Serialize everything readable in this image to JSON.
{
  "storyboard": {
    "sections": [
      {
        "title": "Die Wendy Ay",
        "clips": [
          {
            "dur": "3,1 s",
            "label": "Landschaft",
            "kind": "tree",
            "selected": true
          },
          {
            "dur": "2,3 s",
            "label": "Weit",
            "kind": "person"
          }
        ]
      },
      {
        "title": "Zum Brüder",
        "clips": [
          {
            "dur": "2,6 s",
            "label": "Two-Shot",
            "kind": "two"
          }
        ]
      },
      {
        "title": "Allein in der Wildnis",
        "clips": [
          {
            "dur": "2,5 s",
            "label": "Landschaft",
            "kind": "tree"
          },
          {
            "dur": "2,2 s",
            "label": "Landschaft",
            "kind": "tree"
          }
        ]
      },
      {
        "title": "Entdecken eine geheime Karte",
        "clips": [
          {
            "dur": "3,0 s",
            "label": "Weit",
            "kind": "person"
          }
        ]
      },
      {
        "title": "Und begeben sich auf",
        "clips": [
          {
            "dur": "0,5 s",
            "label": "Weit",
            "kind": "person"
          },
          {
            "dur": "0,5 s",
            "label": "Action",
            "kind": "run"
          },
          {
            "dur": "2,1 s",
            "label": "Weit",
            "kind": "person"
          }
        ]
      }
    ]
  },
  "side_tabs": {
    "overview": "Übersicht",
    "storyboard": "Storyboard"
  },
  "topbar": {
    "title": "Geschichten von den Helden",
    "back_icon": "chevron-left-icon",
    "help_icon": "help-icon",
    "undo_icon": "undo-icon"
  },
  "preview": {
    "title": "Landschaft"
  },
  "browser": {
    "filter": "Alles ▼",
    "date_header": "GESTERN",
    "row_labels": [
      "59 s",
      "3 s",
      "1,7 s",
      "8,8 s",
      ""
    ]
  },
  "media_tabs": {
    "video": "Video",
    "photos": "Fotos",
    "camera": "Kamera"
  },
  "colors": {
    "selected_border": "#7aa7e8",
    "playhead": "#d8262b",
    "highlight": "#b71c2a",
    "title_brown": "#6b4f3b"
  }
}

**What the exercise asks**
All of the entries above should be written out again exactly.

**Output**
Serialize everything readable in this image to JSON.
{
  "storyboard": {
    "sections": [
      {
        "title": "Die Wendy Ay",
        "clips": [
          {
            "dur": "3,1 s",
            "label": "Landschaft",
            "kind": "tree",
            "selected": true
          },
          {
            "dur": "2,3 s",
            "label": "Weit",
            "kind": "person"
          }
        ]
      },
      {
        "title": "Zum Brüder",
        "clips": [
          {
            "dur": "2,6 s",
            "label": "Two-Shot",
            "kind": "two"
          }
        ]
      },
      {
        "title": "Allein in der Wildnis",
        "clips": [
          {
            "dur": "2,5 s",
            "label": "Landschaft",
            "kind": "tree"
          },
          {
            "dur": "2,2 s",
            "label": "Landschaft",
            "kind": "tree"
          }
        ]
      },
      {
        "title": "Entdecken eine geheime Karte",
        "clips": [
          {
            "dur": "3,0 s",
            "label": "Weit",
            "kind": "person"
          }
        ]
      },
      {
        "title": "Und begeben sich auf",
        "clips": [
          {
            "dur": "0,5 s",
            "label": "Weit",
            "kind": "person"
          },
          {
            "dur": "0,5 s",
            "label": "Action",
            "kind": "run"
          },
          {
            "dur": "2,1 s",
            "label": "Weit",
            "kind": "person"
          }
        ]
      }
    ]
  },
  "side_tabs": {
    "overview": "Übersicht",
    "storyboard": "Storyboard"
  },
  "topbar": {
    "title": "Geschichten von den Helden",
    "back_icon": "chevron-left-icon",
    "help_icon": "help-icon",
    "undo_icon": "undo-icon"
  },
  "preview": {
    "title": "Landschaft"
  },
  "browser": {
    "filter": "Alles ▼",
    "date_header": "GESTERN",
    "row_labels": [
      "59 s",
      "3 s",
      "1,7 s",
      "8,8 s",
      ""
    ]
  },
  "media_tabs": {
    "video": "Video",
    "photos": "Fotos",
    "camera": "Kamera"
  },
  "colors": {
    "selected_border": "#7aa7e8",
    "playhead": "#d8262b",
    "highlight": "#b71c2a",
    "title_brown": "#6b4f3b"
  }
}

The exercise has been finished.